> **PAGE**:
# Burger/Mince recipes



## nathanlowe (Jan 8, 2008)

Hi All,

Trying to vary up my lunches as I am getting very sick of Spag Bol, Chilli or Chicken and Veg.

Been thinking about frying off some mince with spices etc and making burgers or burritos in Wholemeal Pittas or Wraps.

Does anyone have any good recipes that would work well heating up in a microwave?

Thanks,


----------



## DB86 (Apr 22, 2015)

nathanlowe said:


> Hi All,
> 
> Trying to vary up my lunches as I am getting very sick of Spag Bol, Chilli or Chicken and Veg.
> 
> ...


 Turkey Mince
Onion
Chilli

Mix this all together and mould into burger pattys, dip into an egg and then pop in non-stick pan.

They warm up ok in the microwave the following day as well :thumb:


----------



## Bramble (Aug 10, 2015)

Steak mince/turkey breast mince 50/50..(500g total)

Chop a small onion and gently fry until soft....

Once onion has cooled add meat and onion to a bowl..crack in 1 egg.

add 1 teaspoon of wholegrain mustard.

add a pinch of fresh tyme.

Pinch of salt and black pepper

Mix up and mould into sausages or patties...fry on a griddle pan...stunning in a wholemeal tortilla wrap with fresh salad.


----------



## Acidreflux (Mar 3, 2015)

Screen shot!!


----------



## Quackerz (Dec 19, 2015)

nathanlowe said:


> Hi All,
> 
> Trying to vary up my lunches as I am getting very sick of Spag Bol, Chilli or Chicken and Veg.
> 
> ...


 *Chilli Burgers*

750g Mince,

1 Onion finely chopped,

3 Garlic Cloves finely chopped,

2-6 (depending on ho hot you like it) Finger Chilli's finely chopped,

Corriander (again) finely chopped,

1 Egg - Raw (to bind),

Cumin - Half teaspoon,

Coriander Seed - Half teaspoon,

Salt and pepper,

Mix well and leave overnight and cook the next day. Make as many burgers as you want from it.

I like to use Foccacia as the bun.


----------



## nathanlowe (Jan 8, 2008)

Bramble said:


> Steak mince/turkey breast mince 50/50..(500g total)
> 
> Chop a small onion and gently fry until soft....
> 
> ...


 Do these heat up well in the microwave?


----------



## Bramble (Aug 10, 2015)

They heat up fine mate. just don't nuke them and cover with a plate.


----------



## Beans (Sep 1, 2008)

Can't lie, I think my favourite beef burger recipe is - beef mince + salt haha. I just love the taste of beef.


----------



## DappaDonDave (Dec 2, 2013)

Pork mince, paprika, some chilli powder, throw in any other spices.

squash it all up and then make burgers.


----------

> **RECORDED INFORMATION**:
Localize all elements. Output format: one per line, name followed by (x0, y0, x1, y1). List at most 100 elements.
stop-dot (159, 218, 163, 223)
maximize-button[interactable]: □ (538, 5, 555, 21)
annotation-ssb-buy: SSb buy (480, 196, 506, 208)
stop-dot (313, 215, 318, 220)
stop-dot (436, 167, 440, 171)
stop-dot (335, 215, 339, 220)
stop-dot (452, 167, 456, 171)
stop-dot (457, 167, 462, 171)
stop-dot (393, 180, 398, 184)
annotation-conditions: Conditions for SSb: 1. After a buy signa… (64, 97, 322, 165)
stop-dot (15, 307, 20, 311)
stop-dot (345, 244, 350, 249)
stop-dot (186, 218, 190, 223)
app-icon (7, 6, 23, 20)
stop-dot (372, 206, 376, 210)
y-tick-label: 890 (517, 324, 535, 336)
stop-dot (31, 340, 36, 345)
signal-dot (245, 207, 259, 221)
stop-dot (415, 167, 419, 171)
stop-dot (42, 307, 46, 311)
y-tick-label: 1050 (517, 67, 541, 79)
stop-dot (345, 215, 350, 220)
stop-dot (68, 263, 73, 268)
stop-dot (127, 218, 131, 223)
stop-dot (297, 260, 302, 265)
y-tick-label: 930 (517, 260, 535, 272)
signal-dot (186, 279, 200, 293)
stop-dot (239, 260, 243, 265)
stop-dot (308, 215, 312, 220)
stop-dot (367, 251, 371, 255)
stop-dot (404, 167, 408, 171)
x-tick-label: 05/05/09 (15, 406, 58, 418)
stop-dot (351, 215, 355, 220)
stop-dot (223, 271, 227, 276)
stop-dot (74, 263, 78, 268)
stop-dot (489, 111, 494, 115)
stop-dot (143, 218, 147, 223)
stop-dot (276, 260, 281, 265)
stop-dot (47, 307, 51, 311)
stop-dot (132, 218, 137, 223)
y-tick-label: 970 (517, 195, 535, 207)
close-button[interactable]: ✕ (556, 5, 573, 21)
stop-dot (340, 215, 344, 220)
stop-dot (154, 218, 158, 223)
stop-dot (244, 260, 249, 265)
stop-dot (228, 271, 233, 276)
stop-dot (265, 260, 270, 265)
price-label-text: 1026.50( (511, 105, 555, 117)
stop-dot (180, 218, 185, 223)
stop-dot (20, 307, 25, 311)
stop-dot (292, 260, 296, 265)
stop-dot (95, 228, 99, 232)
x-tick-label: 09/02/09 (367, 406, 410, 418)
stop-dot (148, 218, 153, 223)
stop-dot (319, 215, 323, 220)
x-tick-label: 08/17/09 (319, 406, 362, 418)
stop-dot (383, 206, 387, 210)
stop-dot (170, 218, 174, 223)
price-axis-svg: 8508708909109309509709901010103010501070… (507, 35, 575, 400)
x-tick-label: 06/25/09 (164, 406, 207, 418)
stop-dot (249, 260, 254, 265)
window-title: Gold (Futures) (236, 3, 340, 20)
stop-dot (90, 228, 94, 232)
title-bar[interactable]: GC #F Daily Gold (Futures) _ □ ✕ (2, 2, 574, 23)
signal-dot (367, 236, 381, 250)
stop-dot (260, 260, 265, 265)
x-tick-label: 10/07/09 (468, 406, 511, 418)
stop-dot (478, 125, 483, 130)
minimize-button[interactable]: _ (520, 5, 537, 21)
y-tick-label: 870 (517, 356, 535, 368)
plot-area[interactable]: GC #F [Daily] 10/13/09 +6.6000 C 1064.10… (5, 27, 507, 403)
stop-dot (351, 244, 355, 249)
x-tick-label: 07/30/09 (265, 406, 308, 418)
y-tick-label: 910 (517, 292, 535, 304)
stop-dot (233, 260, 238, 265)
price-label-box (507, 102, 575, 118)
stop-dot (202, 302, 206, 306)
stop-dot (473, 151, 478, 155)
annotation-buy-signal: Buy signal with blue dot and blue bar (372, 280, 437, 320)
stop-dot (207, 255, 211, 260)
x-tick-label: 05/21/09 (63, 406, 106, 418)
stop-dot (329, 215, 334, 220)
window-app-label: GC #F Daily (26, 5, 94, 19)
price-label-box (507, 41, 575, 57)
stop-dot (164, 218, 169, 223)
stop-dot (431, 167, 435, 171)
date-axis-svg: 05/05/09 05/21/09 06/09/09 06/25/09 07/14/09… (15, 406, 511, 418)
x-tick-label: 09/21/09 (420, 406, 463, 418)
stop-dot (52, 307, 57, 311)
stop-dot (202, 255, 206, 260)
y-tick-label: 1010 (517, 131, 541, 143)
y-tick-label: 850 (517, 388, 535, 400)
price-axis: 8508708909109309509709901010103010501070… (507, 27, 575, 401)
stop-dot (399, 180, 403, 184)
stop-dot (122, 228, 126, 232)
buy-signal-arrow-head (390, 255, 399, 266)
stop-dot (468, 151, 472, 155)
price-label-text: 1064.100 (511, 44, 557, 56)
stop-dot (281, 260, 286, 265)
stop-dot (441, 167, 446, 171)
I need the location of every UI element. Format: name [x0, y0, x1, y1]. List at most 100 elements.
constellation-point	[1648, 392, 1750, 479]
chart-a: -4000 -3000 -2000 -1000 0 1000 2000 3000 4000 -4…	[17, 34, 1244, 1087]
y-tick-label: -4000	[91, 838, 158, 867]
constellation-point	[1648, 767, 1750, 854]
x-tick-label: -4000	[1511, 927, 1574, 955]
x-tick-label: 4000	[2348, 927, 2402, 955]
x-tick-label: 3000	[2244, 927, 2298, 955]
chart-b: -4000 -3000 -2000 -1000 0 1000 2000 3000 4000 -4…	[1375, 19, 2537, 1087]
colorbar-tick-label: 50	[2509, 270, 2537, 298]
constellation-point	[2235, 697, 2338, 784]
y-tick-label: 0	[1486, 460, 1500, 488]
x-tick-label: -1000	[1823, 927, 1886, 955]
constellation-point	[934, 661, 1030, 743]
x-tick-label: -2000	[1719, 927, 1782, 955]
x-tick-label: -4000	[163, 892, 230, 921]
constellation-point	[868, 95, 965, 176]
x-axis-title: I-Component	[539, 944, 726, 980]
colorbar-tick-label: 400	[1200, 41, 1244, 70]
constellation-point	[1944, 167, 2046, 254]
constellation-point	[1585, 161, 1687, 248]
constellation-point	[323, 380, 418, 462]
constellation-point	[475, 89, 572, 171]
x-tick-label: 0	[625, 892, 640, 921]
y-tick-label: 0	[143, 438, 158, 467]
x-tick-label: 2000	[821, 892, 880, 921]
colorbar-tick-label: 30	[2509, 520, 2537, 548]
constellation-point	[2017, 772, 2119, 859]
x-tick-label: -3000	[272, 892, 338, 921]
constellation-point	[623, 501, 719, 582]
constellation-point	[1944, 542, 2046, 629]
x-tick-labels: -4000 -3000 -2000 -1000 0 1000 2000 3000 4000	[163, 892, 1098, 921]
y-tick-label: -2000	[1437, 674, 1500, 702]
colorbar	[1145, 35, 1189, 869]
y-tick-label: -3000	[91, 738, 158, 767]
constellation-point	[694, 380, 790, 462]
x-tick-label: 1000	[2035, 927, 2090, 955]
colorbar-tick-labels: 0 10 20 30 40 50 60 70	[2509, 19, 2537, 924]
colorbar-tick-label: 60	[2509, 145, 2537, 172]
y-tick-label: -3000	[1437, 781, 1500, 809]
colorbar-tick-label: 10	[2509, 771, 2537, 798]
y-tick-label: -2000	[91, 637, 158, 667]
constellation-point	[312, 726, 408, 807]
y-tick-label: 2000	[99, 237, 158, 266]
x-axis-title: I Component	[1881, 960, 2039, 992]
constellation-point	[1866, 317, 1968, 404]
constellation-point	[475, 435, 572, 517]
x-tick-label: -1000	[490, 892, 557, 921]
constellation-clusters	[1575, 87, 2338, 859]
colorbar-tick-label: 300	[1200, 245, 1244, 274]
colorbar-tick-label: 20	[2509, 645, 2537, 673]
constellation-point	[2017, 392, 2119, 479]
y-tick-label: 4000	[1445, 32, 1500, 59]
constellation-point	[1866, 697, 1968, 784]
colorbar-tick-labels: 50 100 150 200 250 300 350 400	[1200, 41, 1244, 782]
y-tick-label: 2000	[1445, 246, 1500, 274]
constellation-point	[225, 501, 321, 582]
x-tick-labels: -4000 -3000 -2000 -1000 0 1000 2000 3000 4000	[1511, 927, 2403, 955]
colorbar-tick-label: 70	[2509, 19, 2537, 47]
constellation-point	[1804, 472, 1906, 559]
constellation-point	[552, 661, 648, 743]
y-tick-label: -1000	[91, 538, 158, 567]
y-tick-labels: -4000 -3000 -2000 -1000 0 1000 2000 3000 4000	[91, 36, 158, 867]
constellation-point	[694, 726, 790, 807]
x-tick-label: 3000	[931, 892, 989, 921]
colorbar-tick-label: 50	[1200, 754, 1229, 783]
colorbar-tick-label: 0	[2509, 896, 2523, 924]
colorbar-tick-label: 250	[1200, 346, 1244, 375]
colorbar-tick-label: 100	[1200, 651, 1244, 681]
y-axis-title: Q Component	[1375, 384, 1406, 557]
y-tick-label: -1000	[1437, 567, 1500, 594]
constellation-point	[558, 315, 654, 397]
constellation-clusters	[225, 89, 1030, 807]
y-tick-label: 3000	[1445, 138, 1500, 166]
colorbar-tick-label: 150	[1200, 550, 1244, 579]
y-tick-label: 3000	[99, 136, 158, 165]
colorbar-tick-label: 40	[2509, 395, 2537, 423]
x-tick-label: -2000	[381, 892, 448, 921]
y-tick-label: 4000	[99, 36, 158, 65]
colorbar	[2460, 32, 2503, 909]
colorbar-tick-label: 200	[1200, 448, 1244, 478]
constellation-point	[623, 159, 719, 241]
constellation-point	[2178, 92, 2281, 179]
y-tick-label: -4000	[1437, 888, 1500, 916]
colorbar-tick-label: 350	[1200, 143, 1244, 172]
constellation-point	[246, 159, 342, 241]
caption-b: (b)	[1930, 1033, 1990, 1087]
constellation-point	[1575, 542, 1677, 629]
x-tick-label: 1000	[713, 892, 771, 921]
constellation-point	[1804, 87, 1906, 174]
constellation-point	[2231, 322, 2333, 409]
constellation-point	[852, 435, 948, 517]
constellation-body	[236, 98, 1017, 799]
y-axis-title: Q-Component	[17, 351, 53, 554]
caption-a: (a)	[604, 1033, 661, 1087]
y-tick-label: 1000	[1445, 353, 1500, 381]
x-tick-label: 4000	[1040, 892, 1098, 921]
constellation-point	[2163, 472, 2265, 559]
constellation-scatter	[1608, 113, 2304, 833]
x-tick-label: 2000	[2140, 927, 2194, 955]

> **TASK STATEMENT**:
In the burger and mince recipe thread, how much mince in total does Bramble's recipe use? The records play no part in what follows.

> **SOLUTION FOR THIS PROBLEM**:
500g in total, split 50/50 between steak mince and turkey breast mince.